Task details »
Look for "kind" in each line of the entries, and return the matching lines.

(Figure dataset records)
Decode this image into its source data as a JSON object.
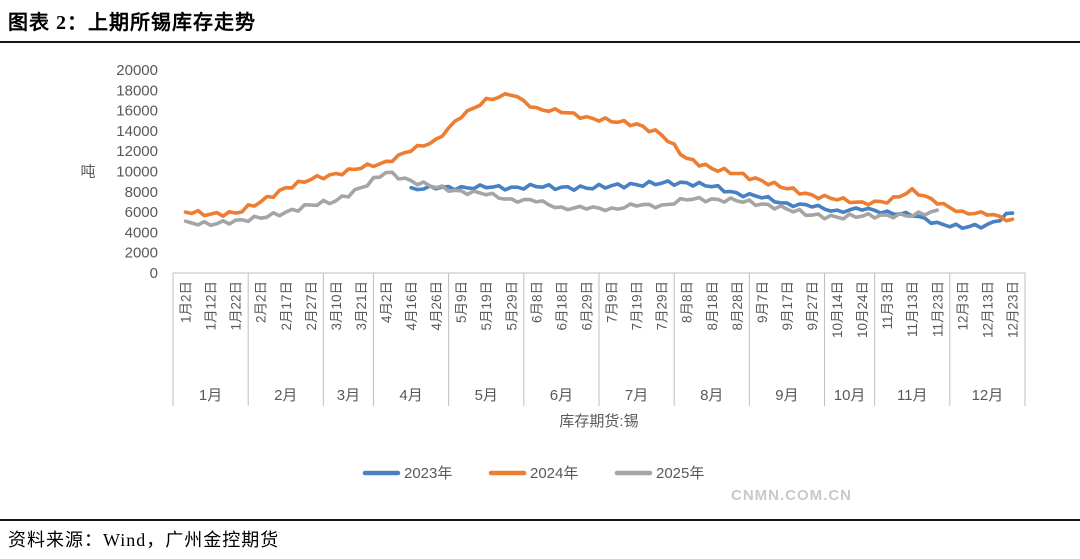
{
  "header": {
    "title": "图表 2：上期所锡库存走势"
  },
  "footer": {
    "source": "资料来源：Wind，广州金控期货"
  },
  "watermark": "CNMN.COM.CN",
  "chart_data": {
    "type": "line",
    "title": "",
    "unit_label": "吨",
    "xlabel": "库存期货:锡",
    "ylim": [
      0,
      20000
    ],
    "ytick_step": 2000,
    "yticks": [
      0,
      2000,
      4000,
      6000,
      8000,
      10000,
      12000,
      14000,
      16000,
      18000,
      20000
    ],
    "grid": false,
    "legend_position": "bottom",
    "axis_color": "#bfbfbf",
    "label_color": "#595959",
    "categories": [
      "1月2日",
      "1月12日",
      "1月22日",
      "2月2日",
      "2月17日",
      "2月27日",
      "3月10日",
      "3月21日",
      "4月2日",
      "4月16日",
      "4月26日",
      "5月9日",
      "5月19日",
      "5月29日",
      "6月8日",
      "6月18日",
      "6月29日",
      "7月9日",
      "7月19日",
      "7月29日",
      "8月8日",
      "8月18日",
      "8月28日",
      "9月7日",
      "9月17日",
      "9月27日",
      "10月14日",
      "10月24日",
      "11月3日",
      "11月13日",
      "11月23日",
      "12月3日",
      "12月13日",
      "12月23日"
    ],
    "month_groups": [
      {
        "label": "1月",
        "count": 3
      },
      {
        "label": "2月",
        "count": 3
      },
      {
        "label": "3月",
        "count": 2
      },
      {
        "label": "4月",
        "count": 3
      },
      {
        "label": "5月",
        "count": 3
      },
      {
        "label": "6月",
        "count": 3
      },
      {
        "label": "7月",
        "count": 3
      },
      {
        "label": "8月",
        "count": 3
      },
      {
        "label": "9月",
        "count": 3
      },
      {
        "label": "10月",
        "count": 2
      },
      {
        "label": "11月",
        "count": 3
      },
      {
        "label": "12月",
        "count": 3
      }
    ],
    "series": [
      {
        "name": "2023年",
        "color": "#4880c4",
        "values": [
          null,
          null,
          null,
          null,
          null,
          null,
          null,
          null,
          null,
          8400,
          8300,
          8500,
          8400,
          8450,
          8500,
          8450,
          8350,
          8600,
          8700,
          8850,
          8900,
          8500,
          7900,
          7400,
          6900,
          6500,
          6200,
          6200,
          6100,
          5600,
          5000,
          4400,
          4800,
          5900
        ]
      },
      {
        "name": "2024年",
        "color": "#ed7d31",
        "values": [
          6000,
          5800,
          5900,
          7000,
          8400,
          9200,
          9800,
          10300,
          11000,
          12000,
          13200,
          15300,
          17200,
          17500,
          16300,
          15800,
          15400,
          14900,
          14700,
          13600,
          11300,
          10300,
          9800,
          9100,
          8300,
          7700,
          7200,
          7000,
          6900,
          8300,
          6800,
          6100,
          5700,
          5300
        ]
      },
      {
        "name": "2025年",
        "color": "#a5a5a5",
        "values": [
          5100,
          4700,
          5200,
          5400,
          6000,
          6700,
          7100,
          8400,
          9900,
          9100,
          8400,
          8100,
          7700,
          7300,
          7000,
          6500,
          6300,
          6400,
          6600,
          6700,
          7200,
          7300,
          7100,
          6800,
          6300,
          5700,
          5500,
          5600,
          5700,
          5600,
          6200,
          null,
          null,
          null
        ]
      }
    ]
  }
}
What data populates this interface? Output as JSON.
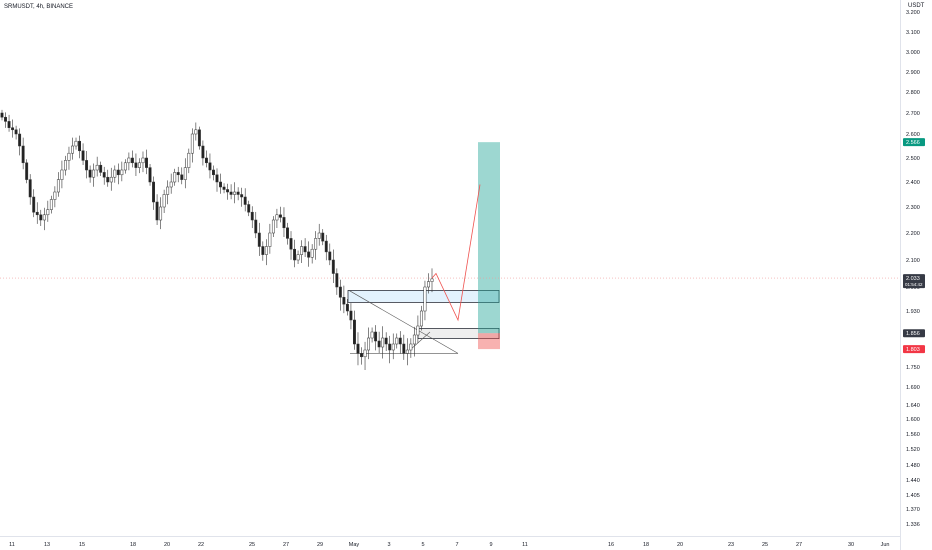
{
  "header": {
    "title": "SRMUSDT, 4h, BINANCE",
    "unit": "USDT"
  },
  "colors": {
    "up": "#26a69a",
    "down": "#222222",
    "target": "#26a69a",
    "stop": "#ef5350",
    "last": "#131722",
    "zone": "#2962ff",
    "path": "#ef5350"
  },
  "chart_data": {
    "type": "candlestick",
    "symbol": "SRMUSDT",
    "interval": "4h",
    "exchange": "BINANCE",
    "y_ticks": [
      "3.200",
      "3.100",
      "3.000",
      "2.900",
      "2.800",
      "2.700",
      "2.600",
      "2.500",
      "2.400",
      "2.300",
      "2.200",
      "2.100",
      "2.000",
      "1.930",
      "1.860",
      "1.800",
      "1.750",
      "1.690",
      "1.640",
      "1.600",
      "1.560",
      "1.520",
      "1.480",
      "1.440",
      "1.405",
      "1.370",
      "1.336"
    ],
    "x_ticks": [
      "11",
      "13",
      "15",
      "18",
      "20",
      "22",
      "25",
      "27",
      "29",
      "May",
      "3",
      "5",
      "7",
      "9",
      "11",
      "16",
      "18",
      "20",
      "23",
      "25",
      "27",
      "30",
      "Jun"
    ],
    "price_labels": [
      {
        "value": "2.566",
        "kind": "target"
      },
      {
        "value": "2.033",
        "sub": "01:54:42",
        "kind": "last"
      },
      {
        "value": "1.856",
        "kind": "entry"
      },
      {
        "value": "1.803",
        "kind": "stop"
      }
    ],
    "position": {
      "type": "long",
      "target": 2.566,
      "entry": 1.856,
      "stop": 1.803
    },
    "zones": [
      {
        "from": 1.955,
        "to": 1.99
      },
      {
        "from": 1.838,
        "to": 1.872
      }
    ],
    "projected_path": [
      2.033,
      2.05,
      1.9,
      2.39
    ],
    "close": [
      2.68,
      2.66,
      2.63,
      2.62,
      2.6,
      2.55,
      2.48,
      2.41,
      2.34,
      2.28,
      2.27,
      2.25,
      2.27,
      2.29,
      2.33,
      2.36,
      2.41,
      2.45,
      2.49,
      2.52,
      2.55,
      2.57,
      2.53,
      2.49,
      2.45,
      2.42,
      2.45,
      2.47,
      2.44,
      2.42,
      2.4,
      2.42,
      2.45,
      2.43,
      2.45,
      2.48,
      2.5,
      2.48,
      2.46,
      2.48,
      2.5,
      2.46,
      2.4,
      2.32,
      2.25,
      2.3,
      2.35,
      2.38,
      2.4,
      2.44,
      2.43,
      2.41,
      2.46,
      2.52,
      2.6,
      2.62,
      2.55,
      2.5,
      2.48,
      2.45,
      2.43,
      2.4,
      2.38,
      2.37,
      2.36,
      2.35,
      2.36,
      2.35,
      2.34,
      2.31,
      2.28,
      2.25,
      2.2,
      2.15,
      2.12,
      2.15,
      2.2,
      2.25,
      2.27,
      2.26,
      2.22,
      2.18,
      2.14,
      2.1,
      2.12,
      2.15,
      2.13,
      2.11,
      2.14,
      2.18,
      2.2,
      2.17,
      2.13,
      2.1,
      2.05,
      2.0,
      1.97,
      1.95,
      1.93,
      1.9,
      1.82,
      1.79,
      1.78,
      1.8,
      1.84,
      1.86,
      1.83,
      1.81,
      1.84,
      1.82,
      1.8,
      1.82,
      1.84,
      1.82,
      1.79,
      1.8,
      1.82,
      1.85,
      1.88,
      1.93,
      2.0,
      2.02,
      2.03
    ]
  }
}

Correct answer »
        "kind": "target"
        "kind": "last"
        "kind": "entry"
        "kind": "stop"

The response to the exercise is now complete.